§ **Do this**: Every entry should be repeated exactly. Omit the pictures.

Data records:

** start **

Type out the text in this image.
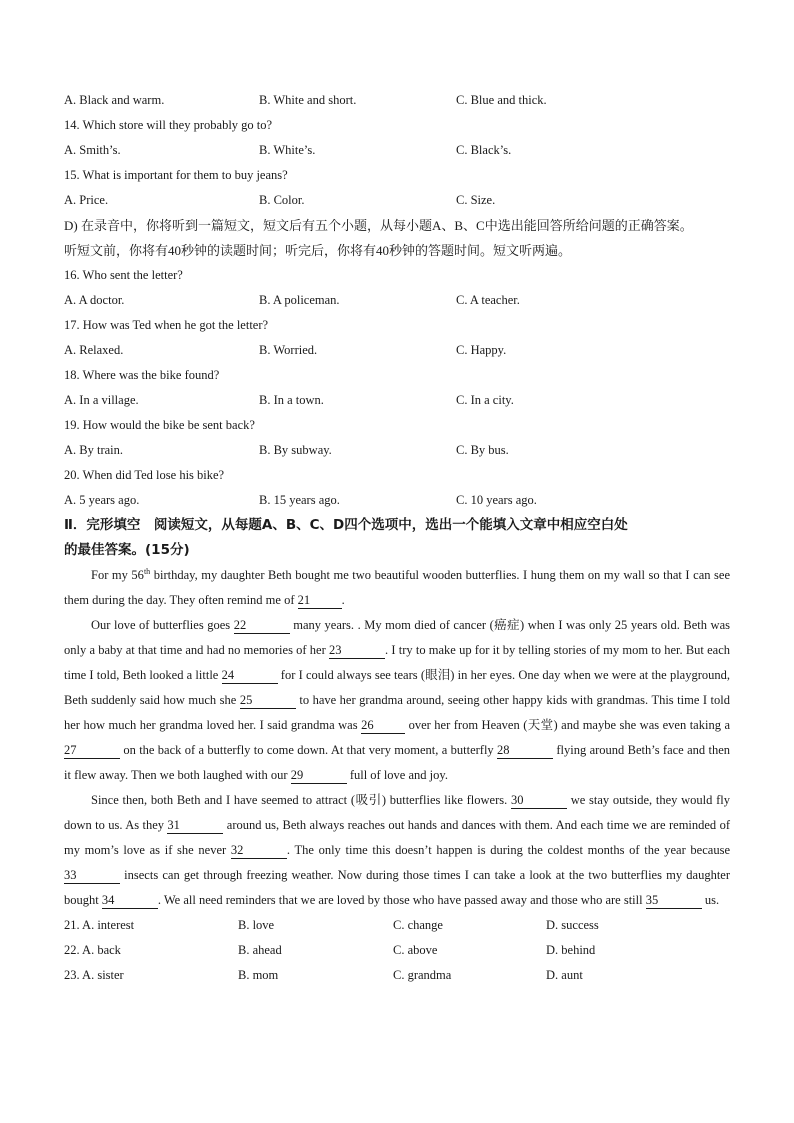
A. Black and warm.	B. White and short.	C. Blue and thick.
14. Which store will they probably go to?
A. Smith’s.	B. White’s.	C. Black’s.
15. What is important for them to buy jeans?
A. Price.	B. Color.	C. Size.
D) 在录音中，你将听到一篇短文，短文后有五个小题，从每小题A、B、C中选出能回答所给问题的正确答案。
听短文前，你将有40秒钟的读题时间；听完后，你将有40秒钟的答题时间。短文听两遍。
16. Who sent the letter?
A. A doctor.	B. A policeman.	C. A teacher.
17. How was Ted when he got the letter?
A. Relaxed.	B. Worried.	C. Happy.
18. Where was the bike found?
A. In a village.	B. In a town.	C. In a city.
19. How would the bike be sent back?
A. By train.	B. By subway.	C. By bus.
20. When did Ted lose his bike?
A. 5 years ago.	B. 15 years ago.	C. 10 years ago.
Ⅱ．完形填空　阅读短文，从每题A、B、C、D四个选项中，选出一个能填入文章中相应空白处
的最佳答案。(15分)

For my 56th birthday, my daughter Beth bought me two beautiful wooden butterflies. I hung them on my wall so that I can see them during the day. They often remind me of 21	.

Our love of butterflies goes 22	many years. . My mom died of cancer (癌症) when I was only 25 years old. Beth was only a baby at that time and had no memories of her 23	. I try to make up for it by telling stories of my mom to her. But each time I told, Beth looked a little 24	for I could always see tears (眼泪) in her eyes. One day when we were at the playground, Beth suddenly said how much she 25	to have her grandma around, seeing other happy kids with grandmas. This time I told her how much her grandma loved her. I said grandma was 26	over her from Heaven (天堂) and maybe she was even taking a 27	on the back of a butterfly to come down. At that very moment, a butterfly 28	flying around Beth’s face and then it flew away. Then we both laughed with our 29	full of love and joy.

Since then, both Beth and I have seemed to attract (吸引) butterflies like flowers. 30	we stay outside, they would fly down to us. As they 31	around us, Beth always reaches out hands and dances with them. And each time we are reminded of my mom’s love as if she never 32	. The only time this doesn’t happen is during the coldest months of the year because 33	insects can get through freezing weather. Now during those times I can take a look at the two butterflies my daughter bought 34	. We all need reminders that we are loved by those who have passed away and those who are still 35	us.

21. A. interest	B. love	C. change	D. success
22. A. back	B. ahead	C. above	D. behind
23. A. sister	B. mom	C. grandma	D. aunt
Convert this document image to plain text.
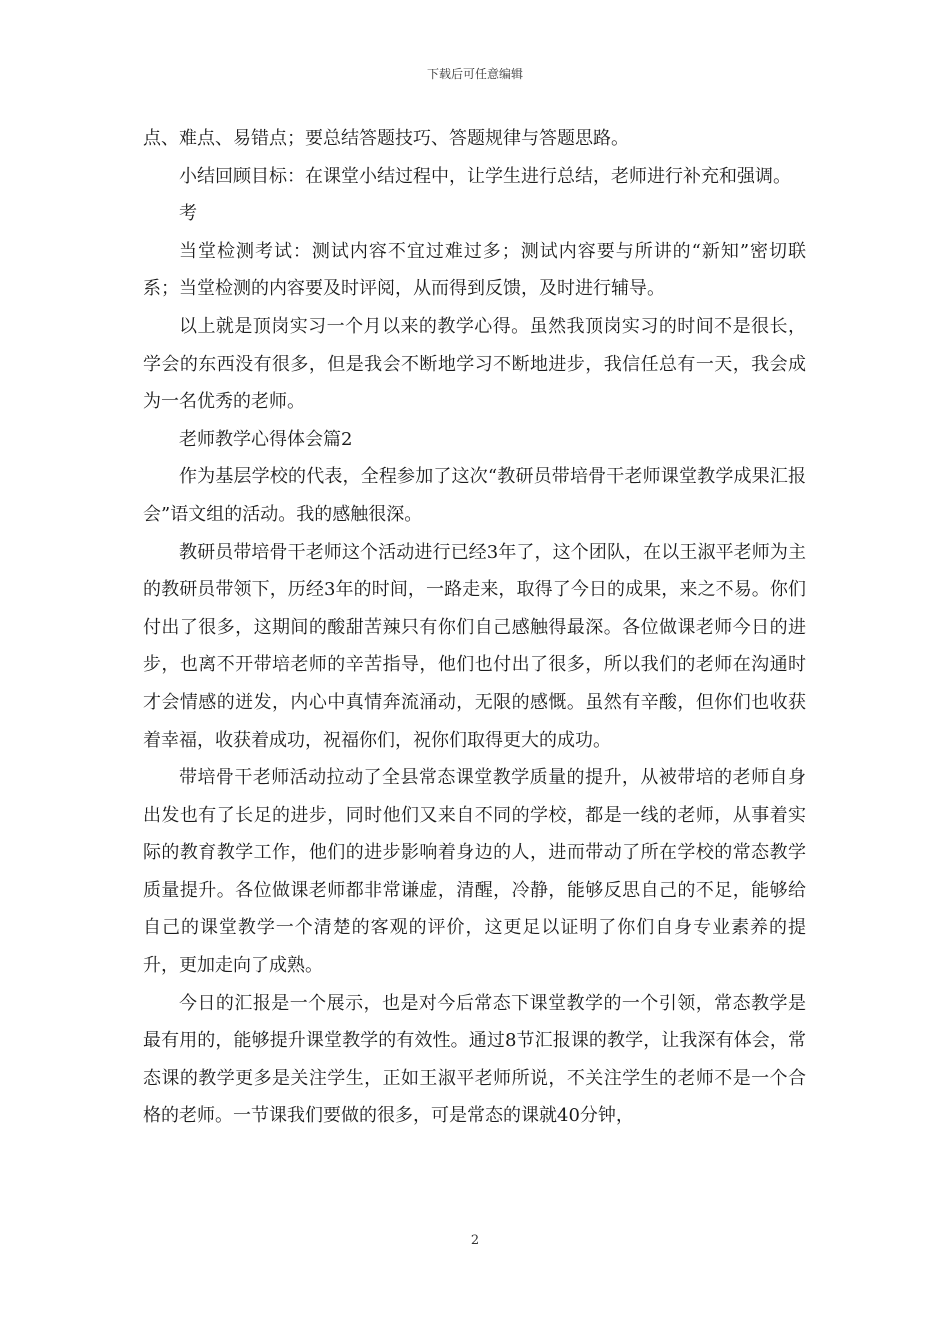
下载后可任意编辑

点、难点、易错点；要总结答题技巧、答题规律与答题思路。

小结回顾目标：在课堂小结过程中，让学生进行总结，老师进行补充和强调。

考

当堂检测考试：测试内容不宜过难过多；测试内容要与所讲的“新知”密切联系；当堂检测的内容要及时评阅，从而得到反馈，及时进行辅导。

以上就是顶岗实习一个月以来的教学心得。虽然我顶岗实习的时间不是很长，学会的东西没有很多，但是我会不断地学习不断地进步，我信任总有一天，我会成为一名优秀的老师。

老师教学心得体会篇2

作为基层学校的代表，全程参加了这次“教研员带培骨干老师课堂教学成果汇报会”语文组的活动。我的感触很深。

教研员带培骨干老师这个活动进行已经3年了，这个团队，在以王淑平老师为主的教研员带领下，历经3年的时间，一路走来，取得了今日的成果，来之不易。你们付出了很多，这期间的酸甜苦辣只有你们自己感触得最深。各位做课老师今日的进步，也离不开带培老师的辛苦指导，他们也付出了很多，所以我们的老师在沟通时才会情感的迸发，内心中真情奔流涌动，无限的感慨。虽然有辛酸，但你们也收获着幸福，收获着成功，祝福你们，祝你们取得更大的成功。

带培骨干老师活动拉动了全县常态课堂教学质量的提升，从被带培的老师自身出发也有了长足的进步，同时他们又来自不同的学校，都是一线的老师，从事着实际的教育教学工作，他们的进步影响着身边的人，进而带动了所在学校的常态教学质量提升。各位做课老师都非常谦虚，清醒，冷静，能够反思自己的不足，能够给自己的课堂教学一个清楚的客观的评价，这更足以证明了你们自身专业素养的提升，更加走向了成熟。

今日的汇报是一个展示，也是对今后常态下课堂教学的一个引领，常态教学是最有用的，能够提升课堂教学的有效性。通过8节汇报课的教学，让我深有体会，常态课的教学更多是关注学生，正如王淑平老师所说，不关注学生的老师不是一个合格的老师。一节课我们要做的很多，可是常态的课就40分钟，

2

** end **

§ **Expected answer**:
Type out the text in this image.
A. Black and warm.	B. White and short.	C. Blue and thick.
14. Which store will they probably go to?
A. Smith’s.	B. White’s.	C. Black’s.
15. What is important for them to buy jeans?
A. Price.	B. Color.	C. Size.
D) 在录音中，你将听到一篇短文，短文后有五个小题，从每小题A、B、C中选出能回答所给问题的正确答案。
听短文前，你将有40秒钟的读题时间；听完后，你将有40秒钟的答题时间。短文听两遍。
16. Who sent the letter?
A. A doctor.	B. A policeman.	C. A teacher.
17. How was Ted when he got the letter?
A. Relaxed.	B. Worried.	C. Happy.
18. Where was the bike found?
A. In a village.	B. In a town.	C. In a city.
19. How would the bike be sent back?
A. By train.	B. By subway.	C. By bus.
20. When did Ted lose his bike?
A. 5 years ago.	B. 15 years ago.	C. 10 years ago.
Ⅱ．完形填空　阅读短文，从每题A、B、C、D四个选项中，选出一个能填入文章中相应空白处
的最佳答案。(15分)

For my 56th birthday, my daughter Beth bought me two beautiful wooden butterflies. I hung them on my wall so that I can see them during the day. They often remind me of 21	.

Our love of butterflies goes 22	many years. . My mom died of cancer (癌症) when I was only 25 years old. Beth was only a baby at that time and had no memories of her 23	. I try to make up for it by telling stories of my mom to her. But each time I told, Beth looked a little 24	for I could always see tears (眼泪) in her eyes. One day when we were at the playground, Beth suddenly said how much she 25	to have her grandma around, seeing other happy kids with grandmas. This time I told her how much her grandma loved her. I said grandma was 26	over her from Heaven (天堂) and maybe she was even taking a 27	on the back of a butterfly to come down. At that very moment, a butterfly 28	flying around Beth’s face and then it flew away. Then we both laughed with our 29	full of love and joy.

Since then, both Beth and I have seemed to attract (吸引) butterflies like flowers. 30	we stay outside, they would fly down to us. As they 31	around us, Beth always reaches out hands and dances with them. And each time we are reminded of my mom’s love as if she never 32	. The only time this doesn’t happen is during the coldest months of the year because 33	insects can get through freezing weather. Now during those times I can take a look at the two butterflies my daughter bought 34	. We all need reminders that we are loved by those who have passed away and those who are still 35	us.

21. A. interest	B. love	C. change	D. success
22. A. back	B. ahead	C. above	D. behind
23. A. sister	B. mom	C. grandma	D. aunt
Convert this document image to plain text.
下载后可任意编辑

点、难点、易错点；要总结答题技巧、答题规律与答题思路。

小结回顾目标：在课堂小结过程中，让学生进行总结，老师进行补充和强调。

考

当堂检测考试：测试内容不宜过难过多；测试内容要与所讲的“新知”密切联系；当堂检测的内容要及时评阅，从而得到反馈，及时进行辅导。

以上就是顶岗实习一个月以来的教学心得。虽然我顶岗实习的时间不是很长，学会的东西没有很多，但是我会不断地学习不断地进步，我信任总有一天，我会成为一名优秀的老师。

老师教学心得体会篇2

作为基层学校的代表，全程参加了这次“教研员带培骨干老师课堂教学成果汇报会”语文组的活动。我的感触很深。

教研员带培骨干老师这个活动进行已经3年了，这个团队，在以王淑平老师为主的教研员带领下，历经3年的时间，一路走来，取得了今日的成果，来之不易。你们付出了很多，这期间的酸甜苦辣只有你们自己感触得最深。各位做课老师今日的进步，也离不开带培老师的辛苦指导，他们也付出了很多，所以我们的老师在沟通时才会情感的迸发，内心中真情奔流涌动，无限的感慨。虽然有辛酸，但你们也收获着幸福，收获着成功，祝福你们，祝你们取得更大的成功。

带培骨干老师活动拉动了全县常态课堂教学质量的提升，从被带培的老师自身出发也有了长足的进步，同时他们又来自不同的学校，都是一线的老师，从事着实际的教育教学工作，他们的进步影响着身边的人，进而带动了所在学校的常态教学质量提升。各位做课老师都非常谦虚，清醒，冷静，能够反思自己的不足，能够给自己的课堂教学一个清楚的客观的评价，这更足以证明了你们自身专业素养的提升，更加走向了成熟。

今日的汇报是一个展示，也是对今后常态下课堂教学的一个引领，常态教学是最有用的，能够提升课堂教学的有效性。通过8节汇报课的教学，让我深有体会，常态课的教学更多是关注学生，正如王淑平老师所说，不关注学生的老师不是一个合格的老师。一节课我们要做的很多，可是常态的课就40分钟，

2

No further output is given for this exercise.